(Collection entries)
+===+

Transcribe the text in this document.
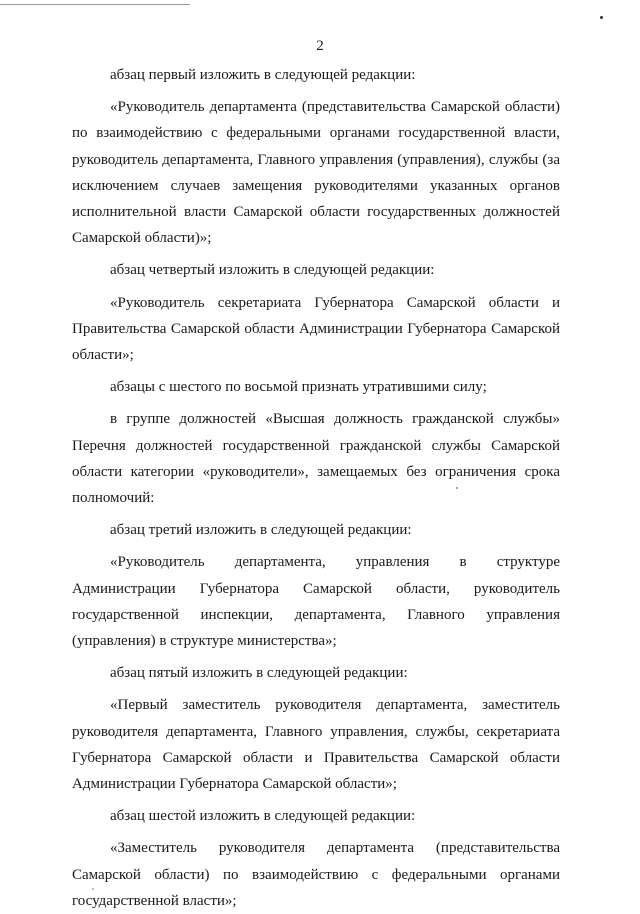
2

абзац первый изложить в следующей редакции:

«Руководитель департамента (представительства Самарской области) по взаимодействию с федеральными органами государственной власти, руководитель департамента, Главного управления (управления), службы (за исключением случаев замещения руководителями указанных органов исполнительной власти Самарской области государственных должностей Самарской области)»;

абзац четвертый изложить в следующей редакции:

«Руководитель секретариата Губернатора Самарской области и Правительства Самарской области Администрации Губернатора Самарской области»;

абзацы с шестого по восьмой признать утратившими силу;

в группе должностей «Высшая должность гражданской службы» Перечня должностей государственной гражданской службы Самарской области категории «руководители», замещаемых без ограничения срока полномочий:

абзац третий изложить в следующей редакции:

«Руководитель департамента, управления в структуре Администрации Губернатора Самарской области, руководитель государственной инспекции, департамента, Главного управления (управления) в структуре министерства»;

абзац пятый изложить в следующей редакции:

«Первый заместитель руководителя департамента, заместитель руководителя департамента, Главного управления, службы, секретариата Губернатора Самарской области и Правительства Самарской области Администрации Губернатора Самарской области»;

абзац шестой изложить в следующей редакции:

«Заместитель руководителя департамента (представительства Самарской области) по взаимодействию с федеральными органами государственной власти»;
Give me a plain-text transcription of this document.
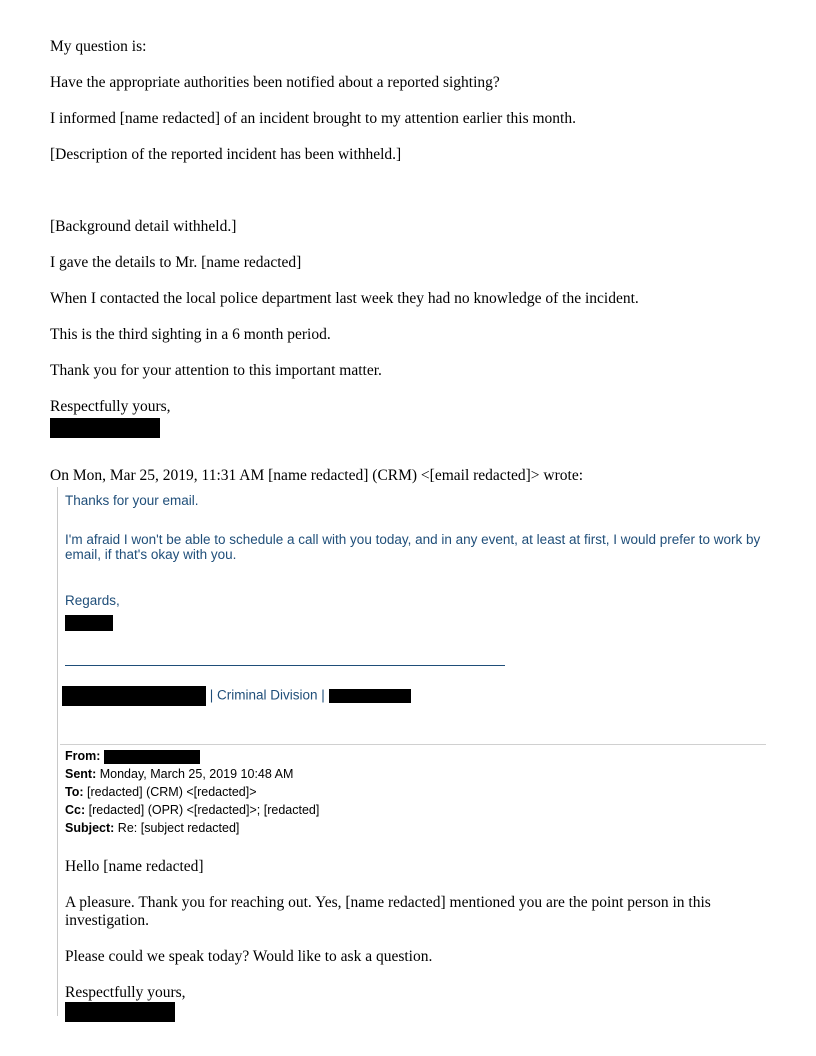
My question is:
Have the appropriate authorities been notified about a reported sighting?
I informed [name redacted] of an incident brought to my attention earlier this month.
[Description of the reported incident has been withheld.]
[Background detail withheld.]
I gave the details to Mr. [name redacted]
When I contacted the local police department last week they had no knowledge of the incident.
This is the third sighting in a 6 month period.
Thank you for your attention to this important matter.
Respectfully yours,
On Mon, Mar 25, 2019, 11:31 AM [name redacted] (CRM) <[email redacted]> wrote:
Thanks for your email.
I'm afraid I won't be able to schedule a call with you today, and in any event, at least at first, I would prefer to work by email, if that's okay with you.
Regards,
| Criminal Division |
From:
Sent: Monday, March 25, 2019 10:48 AM
To: [redacted] (CRM) <[redacted]>
Cc: [redacted] (OPR) <[redacted]>; [redacted]
Subject: Re: [subject redacted]
Hello [name redacted]
A pleasure. Thank you for reaching out. Yes, [name redacted] mentioned you are the point person in this investigation.
Please could we speak today? Would like to ask a question.
Respectfully yours,
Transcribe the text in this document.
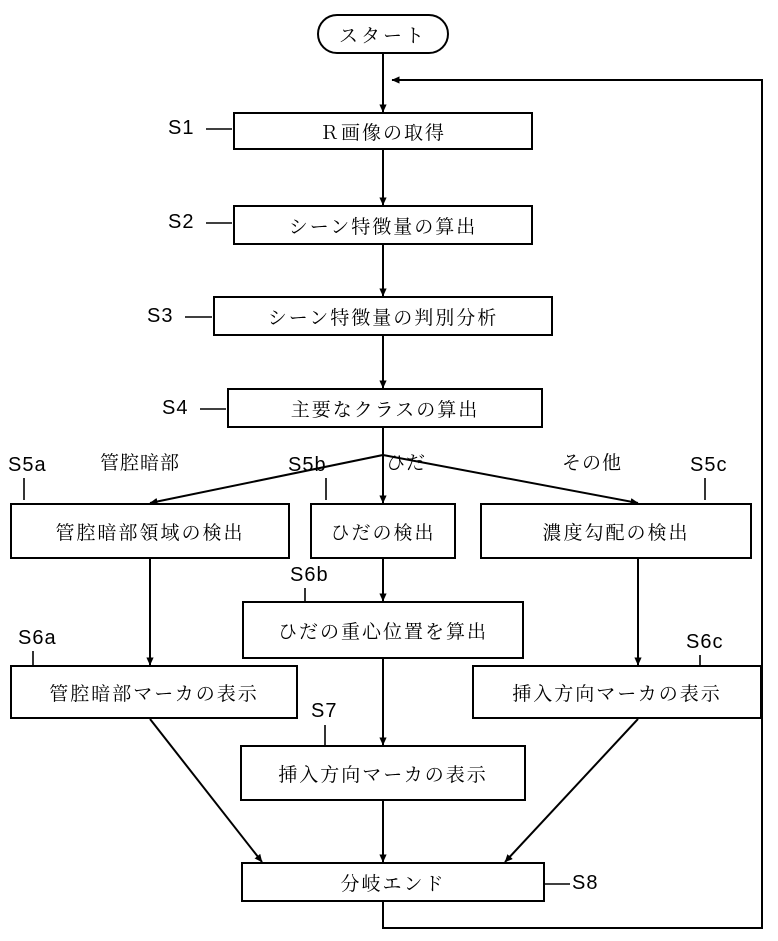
スタート
Ｒ画像の取得
シーン特徴量の算出
シーン特徴量の判別分析
主要なクラスの算出
管腔暗部領域の検出	ひだの検出	濃度勾配の検出
ひだの重心位置を算出
管腔暗部マーカの表示	挿入方向マーカの表示
挿入方向マーカの表示
分岐エンド
S1
S2
S3
S4
S5a	S5b	S5c
S6b
S6a	S6c
S7
S8
管腔暗部	ひだ	その他
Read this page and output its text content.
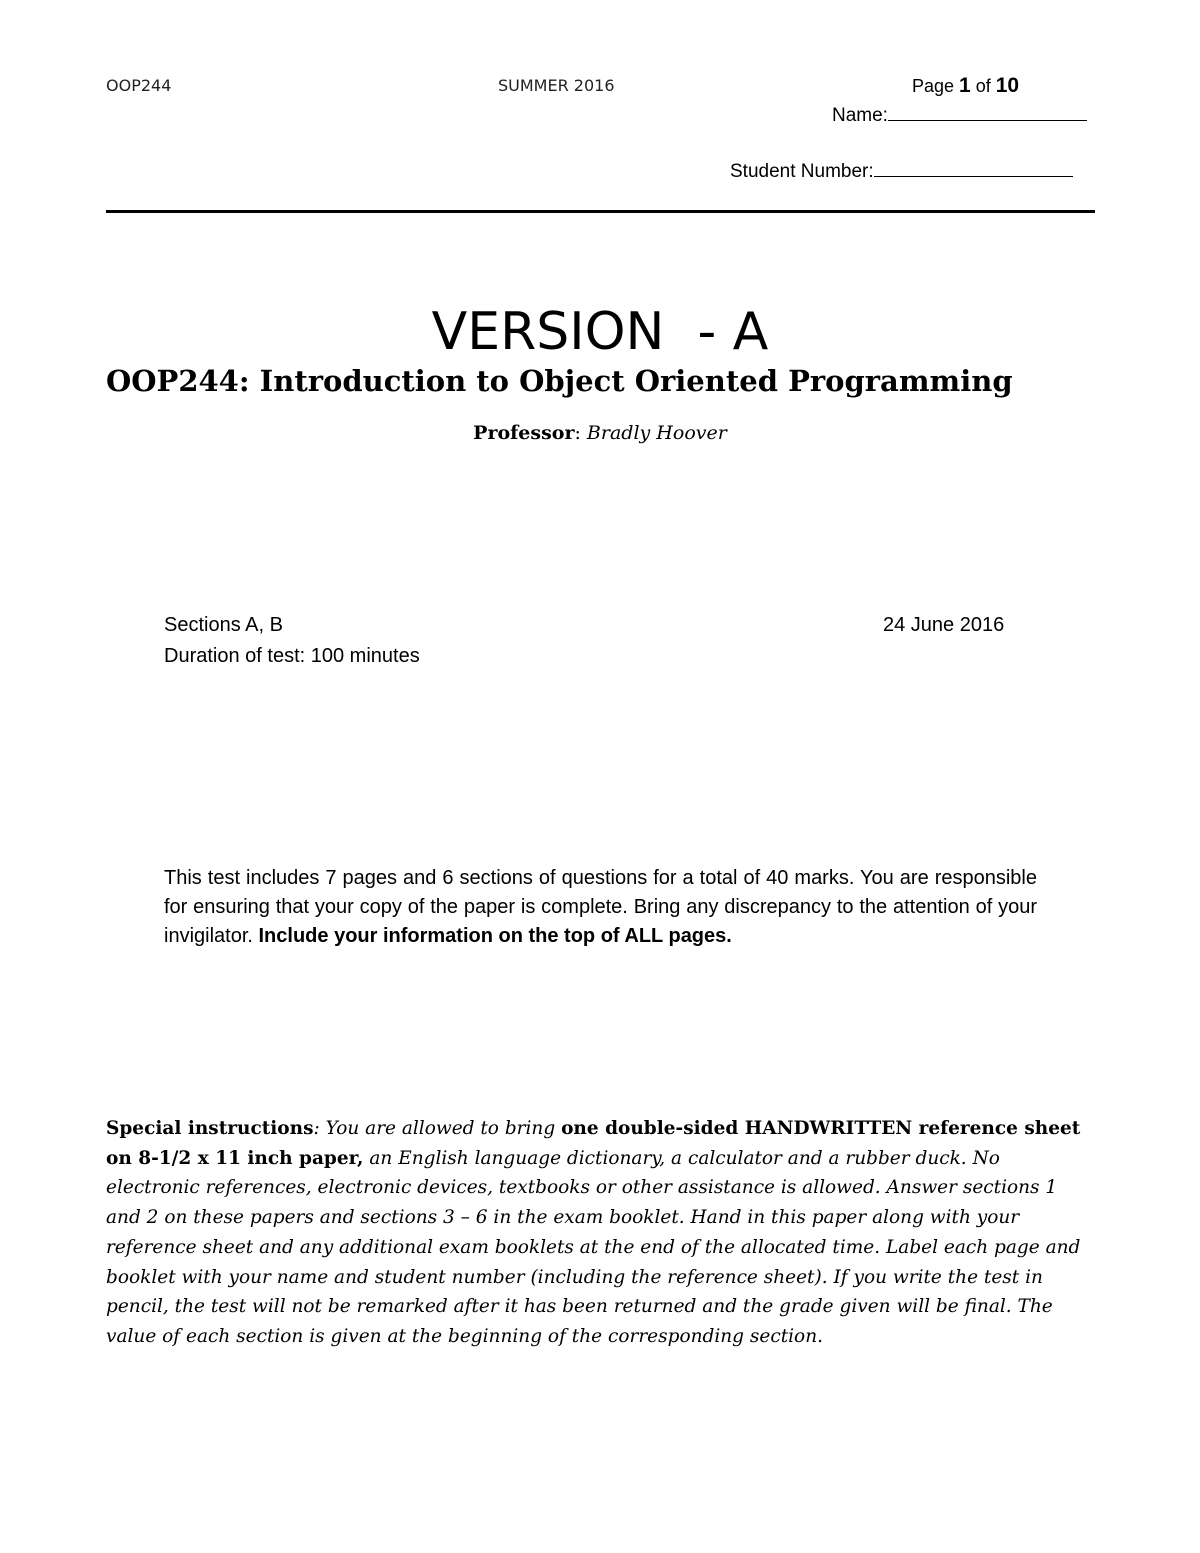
OOP244	SUMMER 2016	Page 1 of 10
Name:
Student Number:
VERSION  - A
OOP244: Introduction to Object Oriented Programming
Professor: Bradly Hoover
Sections A, B	24 June 2016
Duration of test: 100 minutes
This test includes 7 pages and 6 sections of questions for a total of 40 marks. You are responsible for ensuring that your copy of the paper is complete. Bring any discrepancy to the attention of your invigilator. Include your information on the top of ALL pages.
Special instructions: You are allowed to bring one double-sided HANDWRITTEN reference sheet on 8-1/2 x 11 inch paper, an English language dictionary, a calculator and a rubber duck. No electronic references, electronic devices, textbooks or other assistance is allowed. Answer sections 1 and 2 on these papers and sections 3 – 6 in the exam booklet. Hand in this paper along with your reference sheet and any additional exam booklets at the end of the allocated time. Label each page and booklet with your name and student number (including the reference sheet). If you write the test in pencil, the test will not be remarked after it has been returned and the grade given will be final. The value of each section is given at the beginning of the corresponding section.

+===+

Transcribe all the records above word for word, without their images.

_Worked answer_
Transcribe the text in this document.
2

абзац первый изложить в следующей редакции:

«Руководитель департамента (представительства Самарской области) по взаимодействию с федеральными органами государственной власти, руководитель департамента, Главного управления (управления), службы (за исключением случаев замещения руководителями указанных органов исполнительной власти Самарской области государственных должностей Самарской области)»;

абзац четвертый изложить в следующей редакции:

«Руководитель секретариата Губернатора Самарской области и Правительства Самарской области Администрации Губернатора Самарской области»;

абзацы с шестого по восьмой признать утратившими силу;

в группе должностей «Высшая должность гражданской службы» Перечня должностей государственной гражданской службы Самарской области категории «руководители», замещаемых без ограничения срока полномочий:

абзац третий изложить в следующей редакции:

«Руководитель департамента, управления в структуре Администрации Губернатора Самарской области, руководитель государственной инспекции, департамента, Главного управления (управления) в структуре министерства»;

абзац пятый изложить в следующей редакции:

«Первый заместитель руководителя департамента, заместитель руководителя департамента, Главного управления, службы, секретариата Губернатора Самарской области и Правительства Самарской области Администрации Губернатора Самарской области»;

абзац шестой изложить в следующей редакции:

«Заместитель руководителя департамента (представительства Самарской области) по взаимодействию с федеральными органами государственной власти»;
Give me a plain-text transcription of this document.
My question is:
Have the appropriate authorities been notified about a reported sighting?
I informed [name redacted] of an incident brought to my attention earlier this month.
[Description of the reported incident has been withheld.]
[Background detail withheld.]
I gave the details to Mr. [name redacted]
When I contacted the local police department last week they had no knowledge of the incident.
This is the third sighting in a 6 month period.
Thank you for your attention to this important matter.
Respectfully yours,
On Mon, Mar 25, 2019, 11:31 AM [name redacted] (CRM) <[email redacted]> wrote:
Thanks for your email.
I'm afraid I won't be able to schedule a call with you today, and in any event, at least at first, I would prefer to work by email, if that's okay with you.
Regards,
| Criminal Division |
From:
Sent: Monday, March 25, 2019 10:48 AM
To: [redacted] (CRM) <[redacted]>
Cc: [redacted] (OPR) <[redacted]>; [redacted]
Subject: Re: [subject redacted]
Hello [name redacted]
A pleasure. Thank you for reaching out. Yes, [name redacted] mentioned you are the point person in this investigation.
Please could we speak today? Would like to ask a question.
Respectfully yours,
Transcribe the text in this document.
スタート
Ｒ画像の取得
シーン特徴量の算出
シーン特徴量の判別分析
主要なクラスの算出
管腔暗部領域の検出	ひだの検出	濃度勾配の検出
ひだの重心位置を算出
管腔暗部マーカの表示	挿入方向マーカの表示
挿入方向マーカの表示
分岐エンド
S1
S2
S3
S4
S5a	S5b	S5c
S6b
S6a	S6c
S7
S8
管腔暗部	ひだ	その他
Read this page and output its text content.
OOP244	SUMMER 2016	Page 1 of 10
Name:
Student Number:
VERSION  - A
OOP244: Introduction to Object Oriented Programming
Professor: Bradly Hoover
Sections A, B	24 June 2016
Duration of test: 100 minutes
This test includes 7 pages and 6 sections of questions for a total of 40 marks. You are responsible for ensuring that your copy of the paper is complete. Bring any discrepancy to the attention of your invigilator. Include your information on the top of ALL pages.
Special instructions: You are allowed to bring one double-sided HANDWRITTEN reference sheet on 8-1/2 x 11 inch paper, an English language dictionary, a calculator and a rubber duck. No electronic references, electronic devices, textbooks or other assistance is allowed. Answer sections 1 and 2 on these papers and sections 3 – 6 in the exam booklet. Hand in this paper along with your reference sheet and any additional exam booklets at the end of the allocated time. Label each page and booklet with your name and student number (including the reference sheet). If you write the test in pencil, the test will not be remarked after it has been returned and the grade given will be final. The value of each section is given at the beginning of the corresponding section.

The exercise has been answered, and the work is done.